> The exercise
Scan the data below for the string "Export". Show every line where it turns up.

++++++++++

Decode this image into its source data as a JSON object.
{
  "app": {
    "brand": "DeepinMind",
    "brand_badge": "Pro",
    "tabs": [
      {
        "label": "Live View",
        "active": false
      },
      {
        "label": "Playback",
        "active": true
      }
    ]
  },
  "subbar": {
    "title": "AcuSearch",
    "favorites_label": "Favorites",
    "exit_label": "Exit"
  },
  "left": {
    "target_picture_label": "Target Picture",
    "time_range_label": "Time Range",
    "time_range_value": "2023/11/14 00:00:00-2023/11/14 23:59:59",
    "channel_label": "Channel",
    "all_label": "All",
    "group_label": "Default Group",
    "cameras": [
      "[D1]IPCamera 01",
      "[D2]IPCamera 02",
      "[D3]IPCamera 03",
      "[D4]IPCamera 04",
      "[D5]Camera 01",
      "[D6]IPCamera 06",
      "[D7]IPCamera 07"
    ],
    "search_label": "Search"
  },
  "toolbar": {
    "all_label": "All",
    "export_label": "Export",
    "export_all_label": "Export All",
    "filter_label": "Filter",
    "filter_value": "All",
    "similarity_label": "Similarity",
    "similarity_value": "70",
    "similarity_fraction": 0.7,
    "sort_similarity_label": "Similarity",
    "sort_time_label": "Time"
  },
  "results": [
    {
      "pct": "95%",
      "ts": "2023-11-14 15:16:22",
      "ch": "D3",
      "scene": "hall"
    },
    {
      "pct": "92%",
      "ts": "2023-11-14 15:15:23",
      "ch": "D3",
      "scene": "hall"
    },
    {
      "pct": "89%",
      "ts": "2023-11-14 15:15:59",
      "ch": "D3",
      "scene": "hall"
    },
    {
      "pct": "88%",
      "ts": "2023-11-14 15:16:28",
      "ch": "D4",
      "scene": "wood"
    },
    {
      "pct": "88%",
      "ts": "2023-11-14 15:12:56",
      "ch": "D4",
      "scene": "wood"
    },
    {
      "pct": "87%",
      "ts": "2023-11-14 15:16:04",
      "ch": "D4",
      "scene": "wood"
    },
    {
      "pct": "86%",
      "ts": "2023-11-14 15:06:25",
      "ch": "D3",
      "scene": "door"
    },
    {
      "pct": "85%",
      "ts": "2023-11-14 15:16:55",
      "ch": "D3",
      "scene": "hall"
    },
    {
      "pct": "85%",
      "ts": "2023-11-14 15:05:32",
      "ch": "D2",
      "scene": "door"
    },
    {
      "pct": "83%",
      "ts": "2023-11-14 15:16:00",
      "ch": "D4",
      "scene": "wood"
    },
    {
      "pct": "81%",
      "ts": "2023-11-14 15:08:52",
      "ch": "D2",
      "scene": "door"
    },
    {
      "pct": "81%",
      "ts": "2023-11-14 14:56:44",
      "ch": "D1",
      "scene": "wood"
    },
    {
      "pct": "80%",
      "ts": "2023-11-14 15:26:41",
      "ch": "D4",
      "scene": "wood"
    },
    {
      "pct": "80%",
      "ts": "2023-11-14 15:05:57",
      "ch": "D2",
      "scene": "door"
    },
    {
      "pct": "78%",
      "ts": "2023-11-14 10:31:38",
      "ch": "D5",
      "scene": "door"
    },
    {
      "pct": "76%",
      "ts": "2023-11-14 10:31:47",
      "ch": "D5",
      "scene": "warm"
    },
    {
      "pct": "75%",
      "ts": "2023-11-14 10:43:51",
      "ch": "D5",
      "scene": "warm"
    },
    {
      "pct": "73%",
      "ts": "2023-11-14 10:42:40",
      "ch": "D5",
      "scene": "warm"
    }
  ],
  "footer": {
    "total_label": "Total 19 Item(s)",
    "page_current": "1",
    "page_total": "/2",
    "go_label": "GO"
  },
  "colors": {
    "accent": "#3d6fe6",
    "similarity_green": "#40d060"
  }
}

++++++++++

> Answer to this problem
    "export_label": "Export",
    "export_all_label": "Export All",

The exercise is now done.